Drop the pictures from the entries below, then reproduce the rest exactly.

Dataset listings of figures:
※ ※ ※
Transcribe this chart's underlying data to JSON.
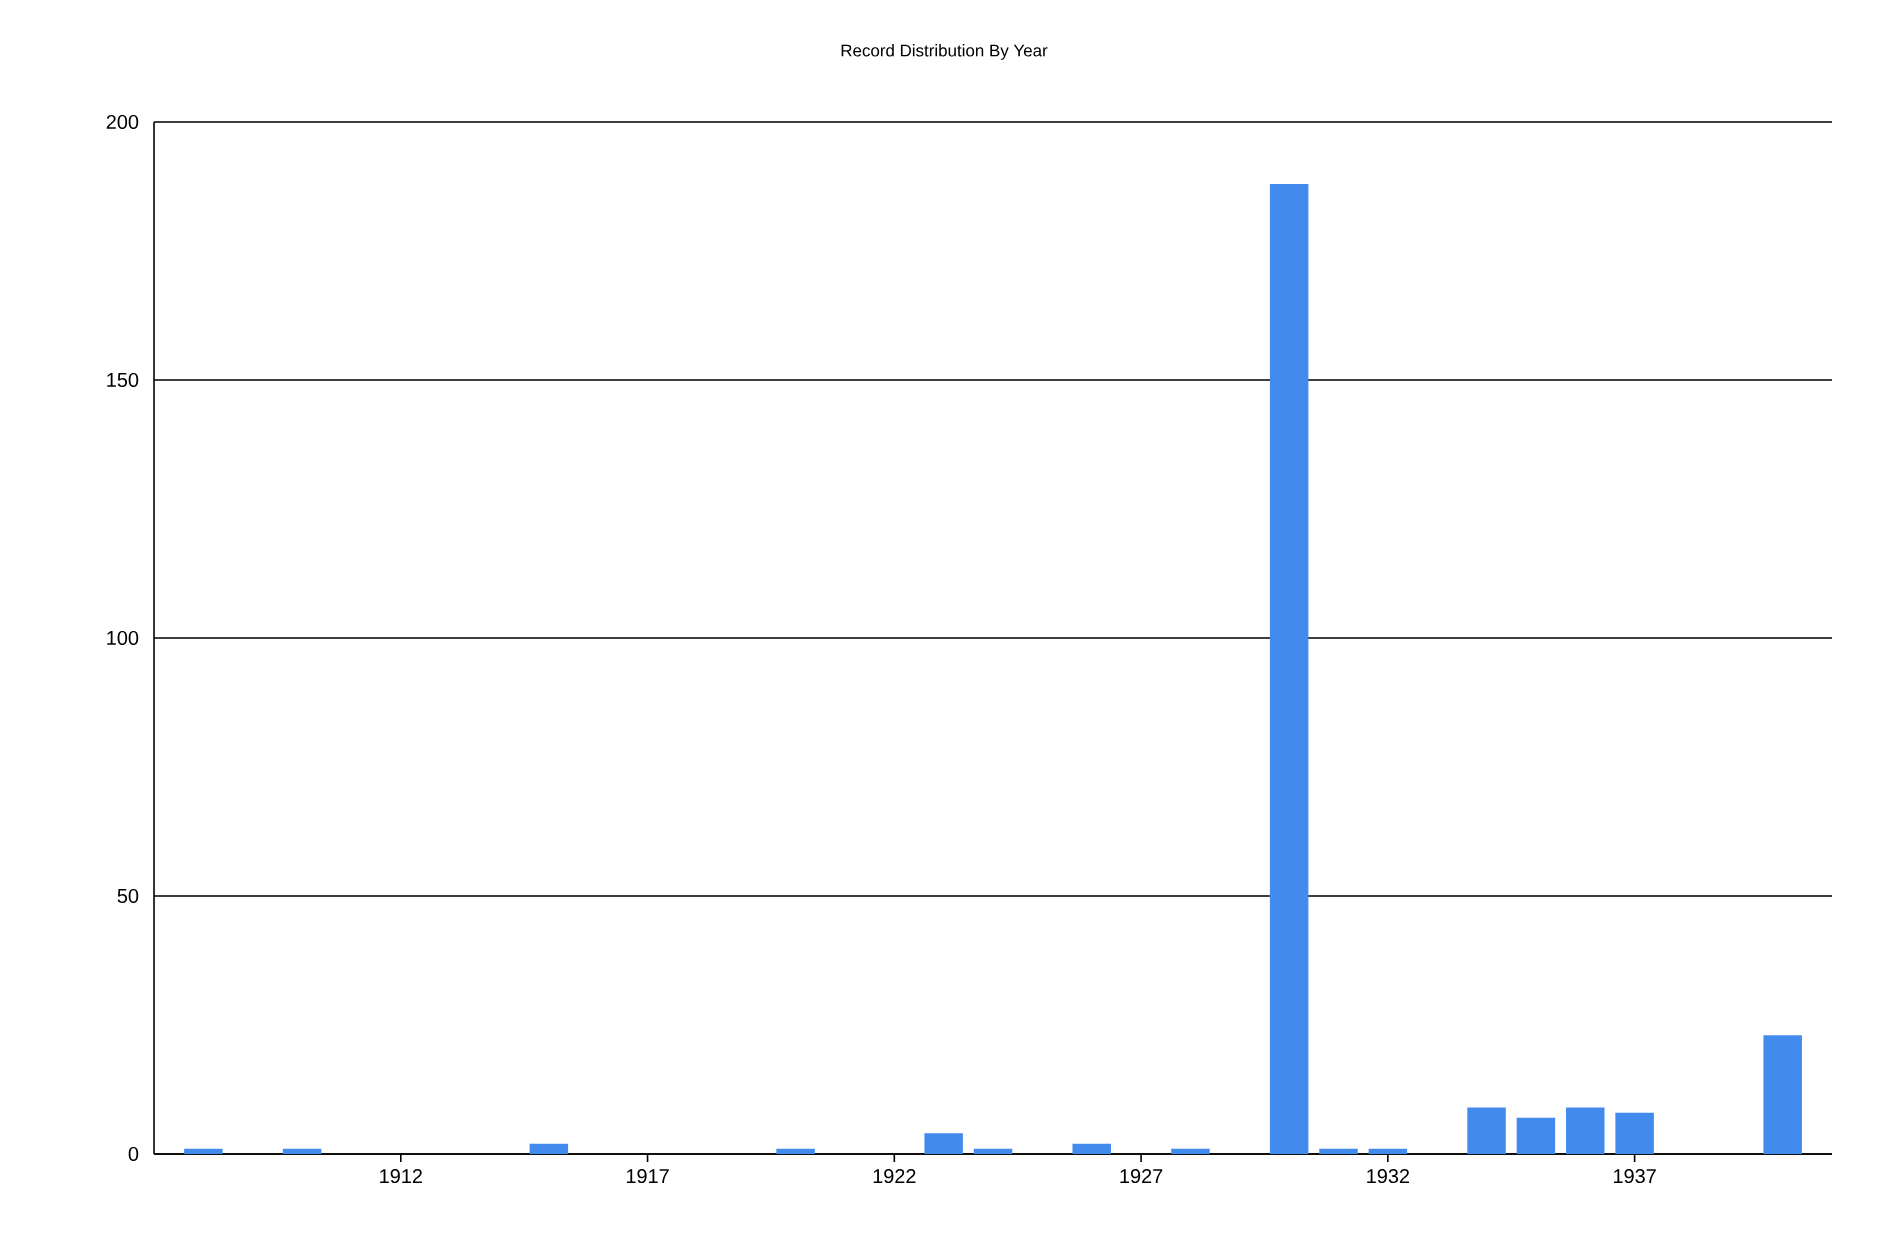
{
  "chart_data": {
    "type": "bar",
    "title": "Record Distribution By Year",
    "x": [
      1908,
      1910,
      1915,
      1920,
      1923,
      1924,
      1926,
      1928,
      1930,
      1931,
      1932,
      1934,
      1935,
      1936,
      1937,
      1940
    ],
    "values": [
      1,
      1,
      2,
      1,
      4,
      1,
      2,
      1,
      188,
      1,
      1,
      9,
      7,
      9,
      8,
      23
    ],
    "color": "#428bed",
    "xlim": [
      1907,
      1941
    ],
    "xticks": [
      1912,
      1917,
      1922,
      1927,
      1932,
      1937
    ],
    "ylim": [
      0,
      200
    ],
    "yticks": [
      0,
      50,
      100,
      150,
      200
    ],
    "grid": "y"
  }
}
※ ※ ※
# Answer below
Transcribe this chart's underlying data to JSON.
{
  "chart_data": {
    "type": "bar",
    "title": "Record Distribution By Year",
    "x": [
      1908,
      1910,
      1915,
      1920,
      1923,
      1924,
      1926,
      1928,
      1930,
      1931,
      1932,
      1934,
      1935,
      1936,
      1937,
      1940
    ],
    "values": [
      1,
      1,
      2,
      1,
      4,
      1,
      2,
      1,
      188,
      1,
      1,
      9,
      7,
      9,
      8,
      23
    ],
    "color": "#428bed",
    "xlim": [
      1907,
      1941
    ],
    "xticks": [
      1912,
      1917,
      1922,
      1927,
      1932,
      1937
    ],
    "ylim": [
      0,
      200
    ],
    "yticks": [
      0,
      50,
      100,
      150,
      200
    ],
    "grid": "y"
  }
}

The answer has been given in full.